Stored data
=====
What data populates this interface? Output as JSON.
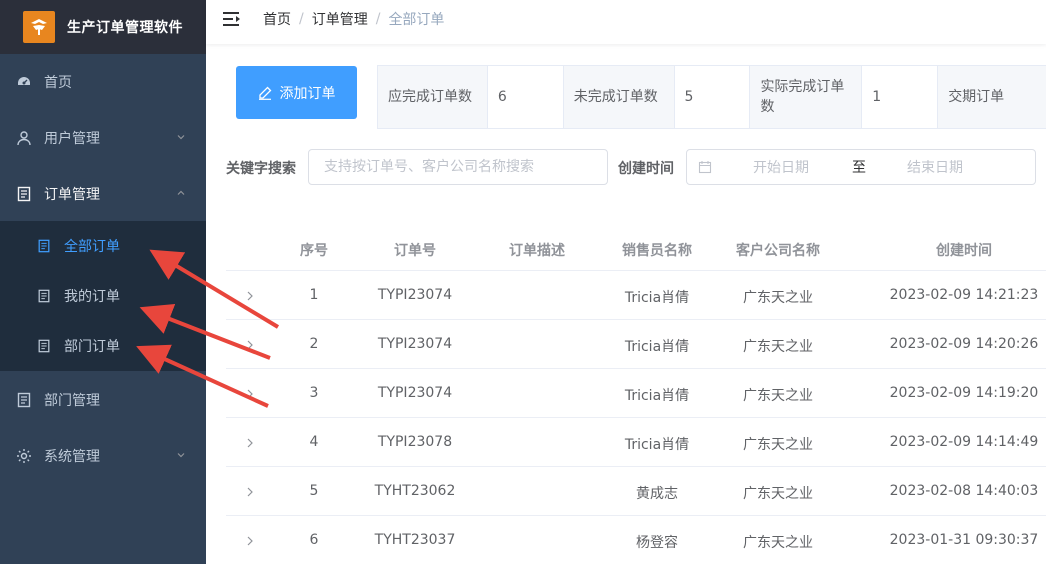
{
  "app": {
    "title": "生产订单管理软件"
  },
  "sidebar": {
    "items": [
      {
        "label": "首页",
        "icon": "dashboard-icon"
      },
      {
        "label": "用户管理",
        "icon": "user-icon"
      },
      {
        "label": "订单管理",
        "icon": "document-icon"
      },
      {
        "label": "部门管理",
        "icon": "document-icon"
      },
      {
        "label": "系统管理",
        "icon": "gear-icon"
      }
    ],
    "submenu": [
      {
        "label": "全部订单",
        "icon": "document-icon",
        "active": true
      },
      {
        "label": "我的订单",
        "icon": "document-icon"
      },
      {
        "label": "部门订单",
        "icon": "document-icon"
      }
    ]
  },
  "breadcrumb": [
    "首页",
    "订单管理",
    "全部订单"
  ],
  "toolbar": {
    "add_label": "添加订单"
  },
  "stats": [
    {
      "label": "应完成订单数",
      "value": "6"
    },
    {
      "label": "未完成订单数",
      "value": "5"
    },
    {
      "label": "实际完成订单数",
      "value": "1"
    },
    {
      "label": "交期订单",
      "value": ""
    }
  ],
  "search": {
    "keyword_label": "关键字搜索",
    "keyword_placeholder": "支持按订单号、客户公司名称搜索",
    "time_label": "创建时间",
    "start_placeholder": "开始日期",
    "range_separator": "至",
    "end_placeholder": "结束日期"
  },
  "table": {
    "columns": [
      "序号",
      "订单号",
      "订单描述",
      "销售员名称",
      "客户公司名称",
      "创建时间"
    ],
    "rows": [
      {
        "index": "1",
        "order_no": "TYPI23074",
        "desc": "",
        "sales": "Tricia肖倩",
        "customer": "广东天之业",
        "created": "2023-02-09 14:21:23"
      },
      {
        "index": "2",
        "order_no": "TYPI23074",
        "desc": "",
        "sales": "Tricia肖倩",
        "customer": "广东天之业",
        "created": "2023-02-09 14:20:26"
      },
      {
        "index": "3",
        "order_no": "TYPI23074",
        "desc": "",
        "sales": "Tricia肖倩",
        "customer": "广东天之业",
        "created": "2023-02-09 14:19:20"
      },
      {
        "index": "4",
        "order_no": "TYPI23078",
        "desc": "",
        "sales": "Tricia肖倩",
        "customer": "广东天之业",
        "created": "2023-02-09 14:14:49"
      },
      {
        "index": "5",
        "order_no": "TYHT23062",
        "desc": "",
        "sales": "黄成志",
        "customer": "广东天之业",
        "created": "2023-02-08 14:40:03"
      },
      {
        "index": "6",
        "order_no": "TYHT23037",
        "desc": "",
        "sales": "杨登容",
        "customer": "广东天之业",
        "created": "2023-01-31 09:30:37"
      }
    ]
  },
  "colors": {
    "sidebar_bg": "#304156",
    "submenu_bg": "#1f2d3d",
    "accent": "#409eff",
    "annotation_arrow": "#e8463c"
  }
}
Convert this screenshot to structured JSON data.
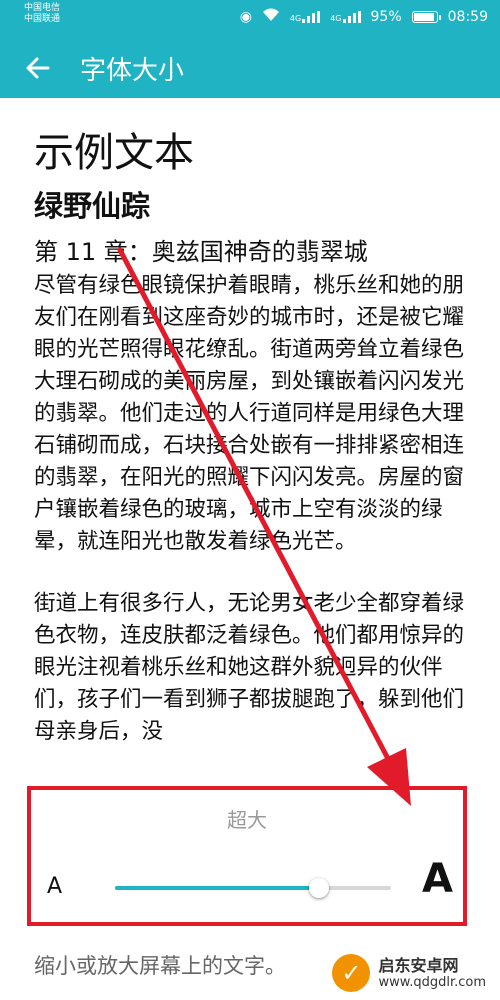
{
  "status_bar": {
    "carriers": [
      "中国电信",
      "中国联通"
    ],
    "signal_1": "4G",
    "signal_2": "4G",
    "battery": "95%",
    "time": "08:59"
  },
  "app_bar": {
    "back_icon": "back-arrow-icon",
    "title": "字体大小"
  },
  "sample": {
    "heading": "示例文本",
    "book_title": "绿野仙踪",
    "chapter": "第 11 章：奥兹国神奇的翡翠城",
    "paragraphs": [
      "尽管有绿色眼镜保护着眼睛，桃乐丝和她的朋友们在刚看到这座奇妙的城市时，还是被它耀眼的光芒照得眼花缭乱。街道两旁耸立着绿色大理石砌成的美丽房屋，到处镶嵌着闪闪发光的翡翠。他们走过的人行道同样是用绿色大理石铺砌而成，石块接合处嵌有一排排紧密相连的翡翠，在阳光的照耀下闪闪发亮。房屋的窗户镶嵌着绿色的玻璃，城市上空有淡淡的绿晕，就连阳光也散发着绿色光芒。",
      "街道上有很多行人，无论男女老少全都穿着绿色衣物，连皮肤都泛着绿色。他们都用惊异的眼光注视着桃乐丝和她这群外貌迥异的伙伴们，孩子们一看到狮子都拔腿跑了，躲到他们母亲身后，没"
    ]
  },
  "font_size_control": {
    "current_level_label": "超大",
    "small_glyph": "A",
    "large_glyph": "A",
    "slider_fraction": 0.74,
    "accent_color": "#1fb3c4"
  },
  "hint": "缩小或放大屏幕上的文字。",
  "watermark": {
    "line1": "启东安卓网",
    "line2": "www.qdgdlr.com"
  }
}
=====
What needs to be done
Restate verbatim the lines running from the line with "Convert this screenshot" through the end of the material; both ends count, and images are omitted.

Output of the exercise
Convert this screenshot to structured JSON data.
{
  "status_bar": {
    "carriers": [
      "中国电信",
      "中国联通"
    ],
    "signal_1": "4G",
    "signal_2": "4G",
    "battery": "95%",
    "time": "08:59"
  },
  "app_bar": {
    "back_icon": "back-arrow-icon",
    "title": "字体大小"
  },
  "sample": {
    "heading": "示例文本",
    "book_title": "绿野仙踪",
    "chapter": "第 11 章：奥兹国神奇的翡翠城",
    "paragraphs": [
      "尽管有绿色眼镜保护着眼睛，桃乐丝和她的朋友们在刚看到这座奇妙的城市时，还是被它耀眼的光芒照得眼花缭乱。街道两旁耸立着绿色大理石砌成的美丽房屋，到处镶嵌着闪闪发光的翡翠。他们走过的人行道同样是用绿色大理石铺砌而成，石块接合处嵌有一排排紧密相连的翡翠，在阳光的照耀下闪闪发亮。房屋的窗户镶嵌着绿色的玻璃，城市上空有淡淡的绿晕，就连阳光也散发着绿色光芒。",
      "街道上有很多行人，无论男女老少全都穿着绿色衣物，连皮肤都泛着绿色。他们都用惊异的眼光注视着桃乐丝和她这群外貌迥异的伙伴们，孩子们一看到狮子都拔腿跑了，躲到他们母亲身后，没"
    ]
  },
  "font_size_control": {
    "current_level_label": "超大",
    "small_glyph": "A",
    "large_glyph": "A",
    "slider_fraction": 0.74,
    "accent_color": "#1fb3c4"
  },
  "hint": "缩小或放大屏幕上的文字。",
  "watermark": {
    "line1": "启东安卓网",
    "line2": "www.qdgdlr.com"
  }
}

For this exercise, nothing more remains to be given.